[Begin]

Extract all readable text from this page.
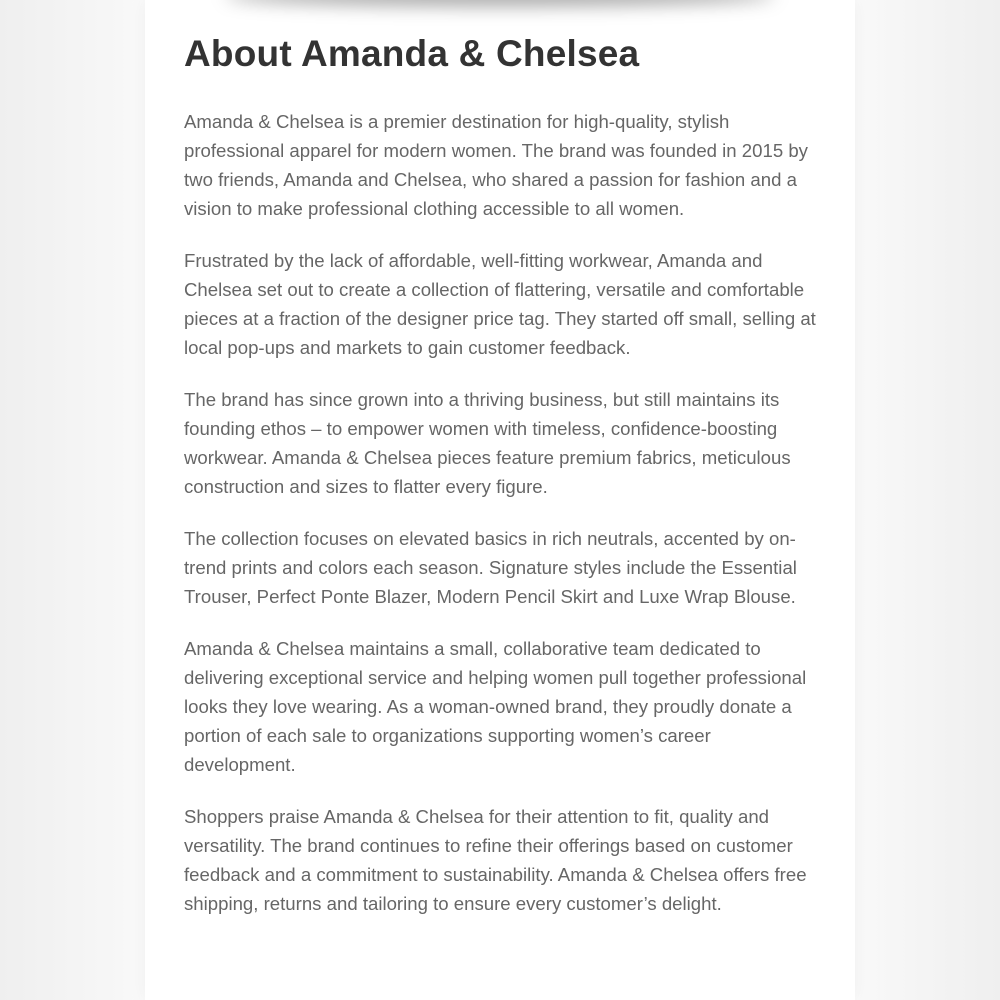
About Amanda & Chelsea

Amanda & Chelsea is a premier destination for high-quality, stylish professional apparel for modern women. The brand was founded in 2015 by two friends, Amanda and Chelsea, who shared a passion for fashion and a vision to make professional clothing accessible to all women.

Frustrated by the lack of affordable, well-fitting workwear, Amanda and Chelsea set out to create a collection of flattering, versatile and comfortable pieces at a fraction of the designer price tag. They started off small, selling at local pop-ups and markets to gain customer feedback.

The brand has since grown into a thriving business, but still maintains its founding ethos – to empower women with timeless, confidence-boosting workwear. Amanda & Chelsea pieces feature premium fabrics, meticulous construction and sizes to flatter every figure.

The collection focuses on elevated basics in rich neutrals, accented by on-trend prints and colors each season. Signature styles include the Essential Trouser, Perfect Ponte Blazer, Modern Pencil Skirt and Luxe Wrap Blouse.

Amanda & Chelsea maintains a small, collaborative team dedicated to delivering exceptional service and helping women pull together professional looks they love wearing. As a woman-owned brand, they proudly donate a portion of each sale to organizations supporting women’s career development.

Shoppers praise Amanda & Chelsea for their attention to fit, quality and versatility. The brand continues to refine their offerings based on customer feedback and a commitment to sustainability. Amanda & Chelsea offers free shipping, returns and tailoring to ensure every customer’s delight.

[End]

[THE PROBLEM]:
State how many lines of the listing include the word "each". Reply with the number alone.

[ANSWER TO THE TASK]:
2